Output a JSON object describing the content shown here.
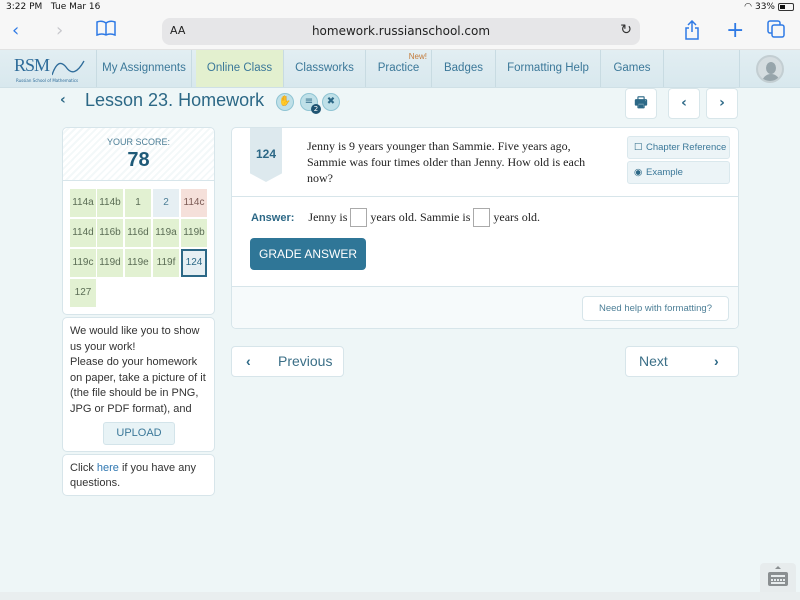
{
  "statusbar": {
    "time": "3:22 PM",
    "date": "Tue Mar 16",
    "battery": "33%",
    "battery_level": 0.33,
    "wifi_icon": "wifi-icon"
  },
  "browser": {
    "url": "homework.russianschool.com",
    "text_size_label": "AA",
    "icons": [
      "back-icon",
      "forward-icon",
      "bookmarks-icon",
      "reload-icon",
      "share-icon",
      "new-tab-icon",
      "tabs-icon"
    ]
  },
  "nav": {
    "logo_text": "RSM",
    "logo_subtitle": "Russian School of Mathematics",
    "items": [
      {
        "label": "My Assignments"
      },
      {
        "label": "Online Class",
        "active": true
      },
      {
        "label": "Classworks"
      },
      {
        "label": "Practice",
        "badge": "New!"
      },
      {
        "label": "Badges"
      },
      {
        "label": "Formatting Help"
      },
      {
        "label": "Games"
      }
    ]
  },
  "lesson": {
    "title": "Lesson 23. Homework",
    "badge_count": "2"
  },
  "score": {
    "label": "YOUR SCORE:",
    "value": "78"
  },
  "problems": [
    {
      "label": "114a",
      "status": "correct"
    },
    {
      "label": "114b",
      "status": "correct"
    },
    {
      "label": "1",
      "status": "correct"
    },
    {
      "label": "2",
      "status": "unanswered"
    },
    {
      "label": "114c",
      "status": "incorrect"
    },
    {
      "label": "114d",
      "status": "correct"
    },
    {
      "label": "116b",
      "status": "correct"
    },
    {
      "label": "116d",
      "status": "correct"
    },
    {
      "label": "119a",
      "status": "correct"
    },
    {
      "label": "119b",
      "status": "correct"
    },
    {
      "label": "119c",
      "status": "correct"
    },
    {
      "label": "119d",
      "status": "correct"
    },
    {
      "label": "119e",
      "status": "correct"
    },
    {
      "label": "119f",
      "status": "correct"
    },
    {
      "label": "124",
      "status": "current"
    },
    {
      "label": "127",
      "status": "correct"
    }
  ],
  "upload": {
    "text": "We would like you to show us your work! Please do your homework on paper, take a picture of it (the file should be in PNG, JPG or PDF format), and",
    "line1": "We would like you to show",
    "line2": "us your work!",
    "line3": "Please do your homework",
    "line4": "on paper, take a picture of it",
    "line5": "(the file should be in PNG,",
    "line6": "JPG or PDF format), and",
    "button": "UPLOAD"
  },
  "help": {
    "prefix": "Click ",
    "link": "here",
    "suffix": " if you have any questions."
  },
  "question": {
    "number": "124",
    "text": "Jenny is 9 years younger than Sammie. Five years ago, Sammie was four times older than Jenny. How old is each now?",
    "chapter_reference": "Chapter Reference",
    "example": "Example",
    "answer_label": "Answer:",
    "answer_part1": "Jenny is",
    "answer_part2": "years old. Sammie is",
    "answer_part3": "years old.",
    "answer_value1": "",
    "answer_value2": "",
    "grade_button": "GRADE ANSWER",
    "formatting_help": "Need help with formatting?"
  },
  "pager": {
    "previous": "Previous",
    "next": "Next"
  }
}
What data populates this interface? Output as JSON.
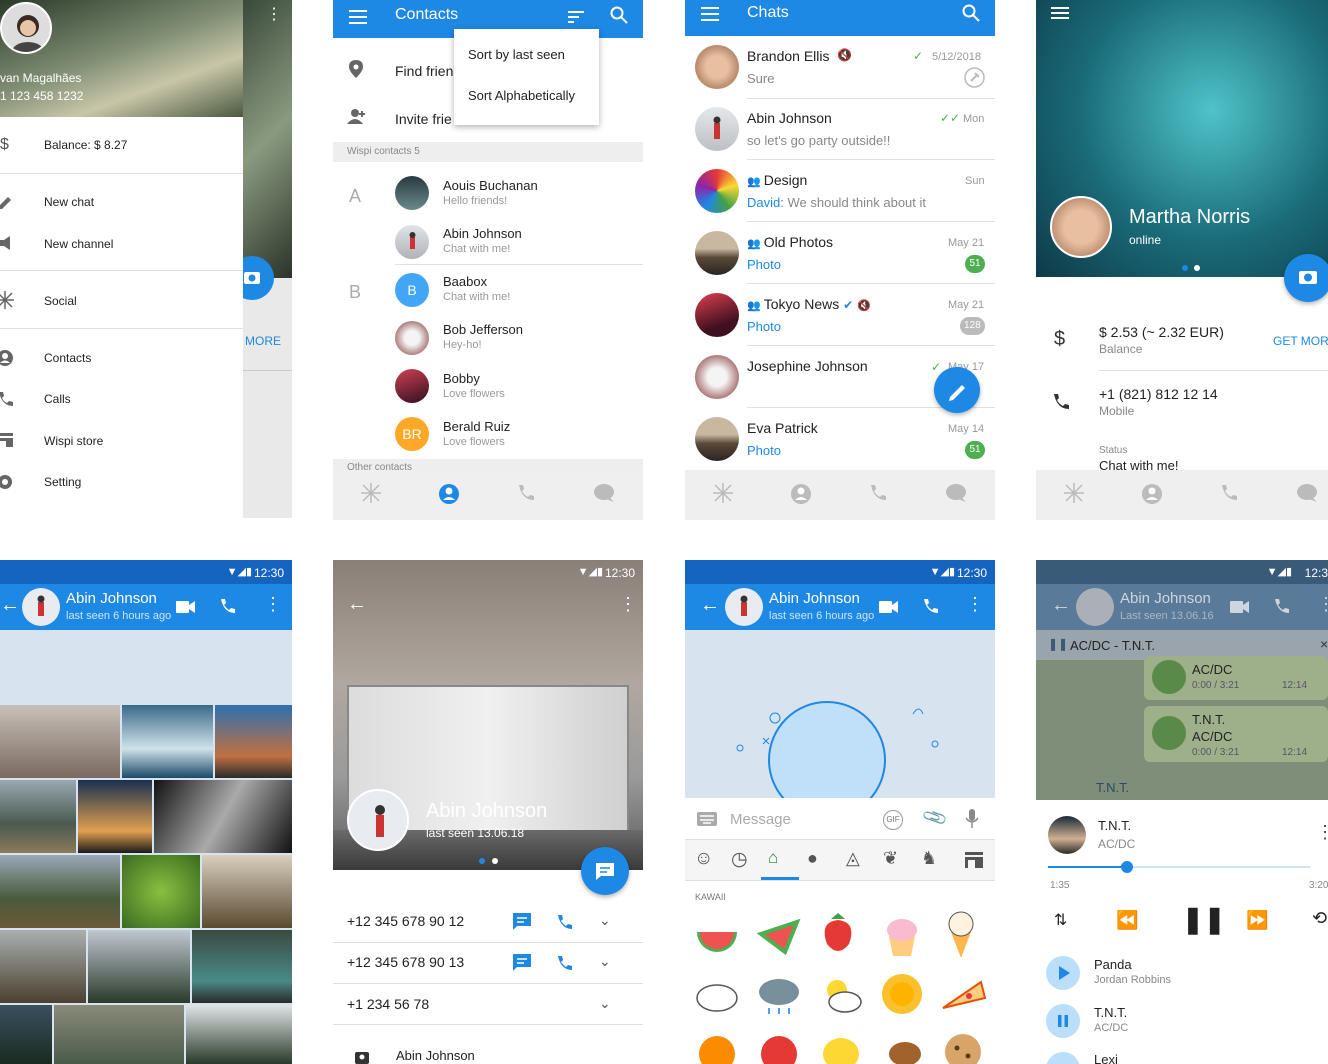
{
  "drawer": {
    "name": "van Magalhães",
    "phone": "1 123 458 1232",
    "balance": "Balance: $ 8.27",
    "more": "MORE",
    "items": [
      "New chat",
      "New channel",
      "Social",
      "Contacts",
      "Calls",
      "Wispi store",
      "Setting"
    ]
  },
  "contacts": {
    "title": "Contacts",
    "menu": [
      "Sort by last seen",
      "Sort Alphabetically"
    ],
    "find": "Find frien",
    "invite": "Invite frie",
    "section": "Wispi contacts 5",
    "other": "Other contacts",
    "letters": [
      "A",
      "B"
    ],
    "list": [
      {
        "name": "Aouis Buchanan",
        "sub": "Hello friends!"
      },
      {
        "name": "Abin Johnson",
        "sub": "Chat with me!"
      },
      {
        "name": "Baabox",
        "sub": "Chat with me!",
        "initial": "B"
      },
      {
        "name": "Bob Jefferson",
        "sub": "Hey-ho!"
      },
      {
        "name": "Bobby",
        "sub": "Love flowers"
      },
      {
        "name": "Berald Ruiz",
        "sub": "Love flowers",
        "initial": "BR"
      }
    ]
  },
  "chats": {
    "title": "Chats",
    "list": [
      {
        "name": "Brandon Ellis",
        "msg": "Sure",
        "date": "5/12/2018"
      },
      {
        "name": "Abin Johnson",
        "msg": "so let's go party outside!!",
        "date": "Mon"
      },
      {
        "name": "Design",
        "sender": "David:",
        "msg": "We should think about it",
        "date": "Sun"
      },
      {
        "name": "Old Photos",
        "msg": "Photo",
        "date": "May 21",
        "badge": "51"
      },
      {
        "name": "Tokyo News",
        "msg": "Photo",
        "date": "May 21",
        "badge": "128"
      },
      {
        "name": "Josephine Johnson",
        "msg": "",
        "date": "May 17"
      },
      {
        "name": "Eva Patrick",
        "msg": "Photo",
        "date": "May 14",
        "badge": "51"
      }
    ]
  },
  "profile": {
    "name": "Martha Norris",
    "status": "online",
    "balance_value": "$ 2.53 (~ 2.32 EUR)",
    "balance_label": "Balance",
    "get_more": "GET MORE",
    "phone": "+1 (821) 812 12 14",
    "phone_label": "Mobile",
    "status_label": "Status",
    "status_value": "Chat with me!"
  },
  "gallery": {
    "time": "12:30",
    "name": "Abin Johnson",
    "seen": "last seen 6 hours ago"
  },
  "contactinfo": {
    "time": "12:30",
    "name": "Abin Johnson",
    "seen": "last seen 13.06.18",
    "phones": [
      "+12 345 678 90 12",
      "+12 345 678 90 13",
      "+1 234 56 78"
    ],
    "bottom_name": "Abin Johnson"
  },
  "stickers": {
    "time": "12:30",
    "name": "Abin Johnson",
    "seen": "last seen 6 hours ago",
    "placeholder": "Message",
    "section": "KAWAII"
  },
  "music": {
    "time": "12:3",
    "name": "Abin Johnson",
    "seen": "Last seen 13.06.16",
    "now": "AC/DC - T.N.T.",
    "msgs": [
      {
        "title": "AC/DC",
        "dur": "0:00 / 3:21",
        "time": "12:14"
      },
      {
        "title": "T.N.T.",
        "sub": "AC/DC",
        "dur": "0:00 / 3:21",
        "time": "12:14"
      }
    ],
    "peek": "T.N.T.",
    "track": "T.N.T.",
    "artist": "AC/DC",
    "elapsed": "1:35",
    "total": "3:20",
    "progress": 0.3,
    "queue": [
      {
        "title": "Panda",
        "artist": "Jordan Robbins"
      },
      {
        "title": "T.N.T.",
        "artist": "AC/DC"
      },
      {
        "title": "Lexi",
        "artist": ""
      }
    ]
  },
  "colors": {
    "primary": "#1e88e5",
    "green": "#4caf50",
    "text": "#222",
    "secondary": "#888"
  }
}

### PROBLEM STATEMENT
Which lines contain "Please"? Copy each of them out.

### RESPONSE
    "text": "We would like you to show us your work! Please do your homework on paper, take a picture of it (the file should be in PNG, JPG or PDF format), and",
    "line3": "Please do your homework",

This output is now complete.